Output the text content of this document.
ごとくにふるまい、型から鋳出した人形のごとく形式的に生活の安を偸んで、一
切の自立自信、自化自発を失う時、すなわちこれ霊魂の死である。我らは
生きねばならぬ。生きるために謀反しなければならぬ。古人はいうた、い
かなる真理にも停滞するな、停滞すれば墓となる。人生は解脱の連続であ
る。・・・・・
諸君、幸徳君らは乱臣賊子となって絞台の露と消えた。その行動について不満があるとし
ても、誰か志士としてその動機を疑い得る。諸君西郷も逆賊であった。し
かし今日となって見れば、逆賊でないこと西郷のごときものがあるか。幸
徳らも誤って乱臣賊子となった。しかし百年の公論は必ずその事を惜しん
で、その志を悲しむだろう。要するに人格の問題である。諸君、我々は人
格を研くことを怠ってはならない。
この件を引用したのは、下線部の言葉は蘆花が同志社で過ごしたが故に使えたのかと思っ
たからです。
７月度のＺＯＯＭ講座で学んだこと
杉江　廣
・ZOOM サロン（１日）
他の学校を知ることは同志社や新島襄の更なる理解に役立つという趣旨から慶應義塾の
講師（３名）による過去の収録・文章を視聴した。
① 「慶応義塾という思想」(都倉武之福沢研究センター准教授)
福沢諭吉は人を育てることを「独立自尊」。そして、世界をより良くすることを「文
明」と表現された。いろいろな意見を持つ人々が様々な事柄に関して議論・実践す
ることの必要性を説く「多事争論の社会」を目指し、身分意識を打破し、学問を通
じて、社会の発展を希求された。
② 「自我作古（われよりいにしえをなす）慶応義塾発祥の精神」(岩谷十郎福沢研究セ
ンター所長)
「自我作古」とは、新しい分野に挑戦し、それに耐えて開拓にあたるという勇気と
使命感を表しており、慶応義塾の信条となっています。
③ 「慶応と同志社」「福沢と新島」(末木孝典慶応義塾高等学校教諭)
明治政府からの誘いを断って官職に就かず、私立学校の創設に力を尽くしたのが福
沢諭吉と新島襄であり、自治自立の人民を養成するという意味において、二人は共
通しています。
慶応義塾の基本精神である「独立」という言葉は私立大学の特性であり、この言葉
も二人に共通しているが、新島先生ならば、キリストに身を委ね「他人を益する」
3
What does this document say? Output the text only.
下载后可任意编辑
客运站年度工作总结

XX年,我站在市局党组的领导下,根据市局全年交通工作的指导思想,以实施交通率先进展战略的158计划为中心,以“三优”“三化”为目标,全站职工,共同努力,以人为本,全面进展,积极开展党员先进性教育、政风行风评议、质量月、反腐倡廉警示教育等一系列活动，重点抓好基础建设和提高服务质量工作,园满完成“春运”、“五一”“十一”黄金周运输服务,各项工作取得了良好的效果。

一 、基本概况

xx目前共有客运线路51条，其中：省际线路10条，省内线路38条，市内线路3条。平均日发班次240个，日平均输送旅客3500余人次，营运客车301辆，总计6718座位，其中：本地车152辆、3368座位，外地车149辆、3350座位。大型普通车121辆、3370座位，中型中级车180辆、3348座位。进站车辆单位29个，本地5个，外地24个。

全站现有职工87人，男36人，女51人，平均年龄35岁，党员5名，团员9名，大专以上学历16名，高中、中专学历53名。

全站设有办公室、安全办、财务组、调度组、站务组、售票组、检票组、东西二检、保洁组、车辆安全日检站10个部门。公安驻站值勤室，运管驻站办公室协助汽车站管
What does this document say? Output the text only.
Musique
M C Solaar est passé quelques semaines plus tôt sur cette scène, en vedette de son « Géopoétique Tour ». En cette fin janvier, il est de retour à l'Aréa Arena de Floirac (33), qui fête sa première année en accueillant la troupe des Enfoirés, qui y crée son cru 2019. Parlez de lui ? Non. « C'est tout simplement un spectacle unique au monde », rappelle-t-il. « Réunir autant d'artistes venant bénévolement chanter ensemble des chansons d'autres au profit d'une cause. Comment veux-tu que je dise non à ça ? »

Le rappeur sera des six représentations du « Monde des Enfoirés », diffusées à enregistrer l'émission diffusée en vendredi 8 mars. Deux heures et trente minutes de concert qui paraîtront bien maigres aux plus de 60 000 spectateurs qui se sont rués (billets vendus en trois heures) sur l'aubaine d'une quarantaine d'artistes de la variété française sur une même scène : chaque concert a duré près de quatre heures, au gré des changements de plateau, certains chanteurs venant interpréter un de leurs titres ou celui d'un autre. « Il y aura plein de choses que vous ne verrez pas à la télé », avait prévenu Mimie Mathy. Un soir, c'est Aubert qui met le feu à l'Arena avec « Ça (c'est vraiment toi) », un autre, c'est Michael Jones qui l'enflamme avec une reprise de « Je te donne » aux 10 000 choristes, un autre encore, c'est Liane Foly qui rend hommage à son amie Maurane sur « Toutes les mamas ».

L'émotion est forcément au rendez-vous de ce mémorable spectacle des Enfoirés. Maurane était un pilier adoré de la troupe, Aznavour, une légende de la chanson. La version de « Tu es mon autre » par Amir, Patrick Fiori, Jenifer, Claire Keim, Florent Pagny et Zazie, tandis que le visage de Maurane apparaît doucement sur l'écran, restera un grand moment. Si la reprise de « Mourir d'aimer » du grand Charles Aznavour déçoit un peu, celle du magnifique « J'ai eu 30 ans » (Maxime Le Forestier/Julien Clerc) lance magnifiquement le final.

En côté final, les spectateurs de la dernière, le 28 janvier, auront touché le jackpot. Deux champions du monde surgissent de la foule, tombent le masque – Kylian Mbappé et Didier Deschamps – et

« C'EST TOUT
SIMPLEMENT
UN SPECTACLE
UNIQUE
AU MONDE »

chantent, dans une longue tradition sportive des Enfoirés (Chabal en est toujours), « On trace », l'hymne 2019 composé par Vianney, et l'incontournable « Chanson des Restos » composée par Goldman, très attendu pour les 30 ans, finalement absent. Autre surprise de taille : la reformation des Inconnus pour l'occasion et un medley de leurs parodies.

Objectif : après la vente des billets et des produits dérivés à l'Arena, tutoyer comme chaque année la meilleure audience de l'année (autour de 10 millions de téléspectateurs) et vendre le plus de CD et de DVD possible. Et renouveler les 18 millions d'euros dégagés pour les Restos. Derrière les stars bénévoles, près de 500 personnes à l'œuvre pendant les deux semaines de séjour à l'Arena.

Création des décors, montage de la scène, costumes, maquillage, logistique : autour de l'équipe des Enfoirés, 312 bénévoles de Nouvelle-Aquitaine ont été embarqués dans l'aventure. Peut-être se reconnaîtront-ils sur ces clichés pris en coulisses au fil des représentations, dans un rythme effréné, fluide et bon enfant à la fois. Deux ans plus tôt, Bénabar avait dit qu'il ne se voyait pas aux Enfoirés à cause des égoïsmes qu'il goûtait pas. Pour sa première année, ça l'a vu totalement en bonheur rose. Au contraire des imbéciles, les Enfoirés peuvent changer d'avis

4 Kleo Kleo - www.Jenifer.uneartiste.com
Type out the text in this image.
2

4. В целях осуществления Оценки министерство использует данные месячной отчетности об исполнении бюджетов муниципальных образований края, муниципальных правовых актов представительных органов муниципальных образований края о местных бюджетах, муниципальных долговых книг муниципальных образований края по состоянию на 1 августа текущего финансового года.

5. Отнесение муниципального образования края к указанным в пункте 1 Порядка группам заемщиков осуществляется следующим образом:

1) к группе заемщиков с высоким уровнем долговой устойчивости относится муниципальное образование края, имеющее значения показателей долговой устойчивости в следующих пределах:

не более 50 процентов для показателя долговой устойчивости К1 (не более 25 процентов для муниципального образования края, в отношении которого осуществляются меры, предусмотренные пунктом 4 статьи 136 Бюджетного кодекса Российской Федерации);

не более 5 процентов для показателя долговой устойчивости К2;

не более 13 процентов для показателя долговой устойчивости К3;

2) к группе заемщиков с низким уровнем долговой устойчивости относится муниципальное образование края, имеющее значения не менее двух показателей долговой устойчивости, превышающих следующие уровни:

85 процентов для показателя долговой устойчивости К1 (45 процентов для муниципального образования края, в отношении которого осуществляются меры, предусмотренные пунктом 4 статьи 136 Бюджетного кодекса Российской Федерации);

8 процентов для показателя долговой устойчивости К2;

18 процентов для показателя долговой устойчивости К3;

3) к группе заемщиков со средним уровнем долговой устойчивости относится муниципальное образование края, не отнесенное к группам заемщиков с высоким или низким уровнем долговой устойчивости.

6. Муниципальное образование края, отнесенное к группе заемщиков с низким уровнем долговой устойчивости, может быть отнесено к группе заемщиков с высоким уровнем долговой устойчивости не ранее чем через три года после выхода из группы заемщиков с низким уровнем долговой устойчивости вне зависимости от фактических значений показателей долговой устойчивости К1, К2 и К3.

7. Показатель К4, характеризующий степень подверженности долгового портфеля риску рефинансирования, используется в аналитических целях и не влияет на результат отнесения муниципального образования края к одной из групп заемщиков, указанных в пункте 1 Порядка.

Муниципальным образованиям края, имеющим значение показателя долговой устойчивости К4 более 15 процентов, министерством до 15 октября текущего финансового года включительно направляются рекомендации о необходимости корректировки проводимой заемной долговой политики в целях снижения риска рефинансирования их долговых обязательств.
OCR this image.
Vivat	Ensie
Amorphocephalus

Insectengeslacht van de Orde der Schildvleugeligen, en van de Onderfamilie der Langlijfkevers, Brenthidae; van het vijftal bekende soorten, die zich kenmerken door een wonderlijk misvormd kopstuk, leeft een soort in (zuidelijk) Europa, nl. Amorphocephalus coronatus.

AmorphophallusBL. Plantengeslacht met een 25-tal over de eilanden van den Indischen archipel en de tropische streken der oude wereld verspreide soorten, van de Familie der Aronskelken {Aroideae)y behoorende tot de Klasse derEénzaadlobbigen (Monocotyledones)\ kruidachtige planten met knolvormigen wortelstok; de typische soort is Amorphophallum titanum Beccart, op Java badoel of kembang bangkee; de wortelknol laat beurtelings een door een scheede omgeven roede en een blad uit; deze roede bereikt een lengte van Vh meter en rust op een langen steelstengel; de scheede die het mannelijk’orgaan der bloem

+ + +

Short exercise: Among the lines above, count those containing the word "Порядка" and give nothing but the result.

Solved exercise: 2